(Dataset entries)
-=-=-=-=-
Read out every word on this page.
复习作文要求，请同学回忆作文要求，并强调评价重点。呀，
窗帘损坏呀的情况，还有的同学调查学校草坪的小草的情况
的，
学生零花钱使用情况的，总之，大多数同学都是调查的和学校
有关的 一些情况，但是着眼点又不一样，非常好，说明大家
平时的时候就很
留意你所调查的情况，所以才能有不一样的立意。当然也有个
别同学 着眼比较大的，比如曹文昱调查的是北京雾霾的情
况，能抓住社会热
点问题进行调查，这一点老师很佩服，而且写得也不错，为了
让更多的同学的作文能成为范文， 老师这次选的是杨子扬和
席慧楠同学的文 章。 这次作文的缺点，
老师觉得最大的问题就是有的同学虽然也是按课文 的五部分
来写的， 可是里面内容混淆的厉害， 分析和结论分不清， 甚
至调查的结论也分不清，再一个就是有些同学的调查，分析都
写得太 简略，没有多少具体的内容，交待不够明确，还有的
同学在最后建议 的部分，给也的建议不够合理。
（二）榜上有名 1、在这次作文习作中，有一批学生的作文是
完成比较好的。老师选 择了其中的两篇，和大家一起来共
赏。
-=-=-=-=-
(Task to carry out)
Can you restate every record above word for word?

(Solved exercise)
Read out every word on this page.
复习作文要求，请同学回忆作文要求，并强调评价重点。呀，
窗帘损坏呀的情况，还有的同学调查学校草坪的小草的情况
的，
学生零花钱使用情况的，总之，大多数同学都是调查的和学校
有关的 一些情况，但是着眼点又不一样，非常好，说明大家
平时的时候就很
留意你所调查的情况，所以才能有不一样的立意。当然也有个
别同学 着眼比较大的，比如曹文昱调查的是北京雾霾的情
况，能抓住社会热
点问题进行调查，这一点老师很佩服，而且写得也不错，为了
让更多的同学的作文能成为范文， 老师这次选的是杨子扬和
席慧楠同学的文 章。 这次作文的缺点，
老师觉得最大的问题就是有的同学虽然也是按课文 的五部分
来写的， 可是里面内容混淆的厉害， 分析和结论分不清， 甚
至调查的结论也分不清，再一个就是有些同学的调查，分析都
写得太 简略，没有多少具体的内容，交待不够明确，还有的
同学在最后建议 的部分，给也的建议不够合理。
（二）榜上有名 1、在这次作文习作中，有一批学生的作文是
完成比较好的。老师选 择了其中的两篇，和大家一起来共
赏。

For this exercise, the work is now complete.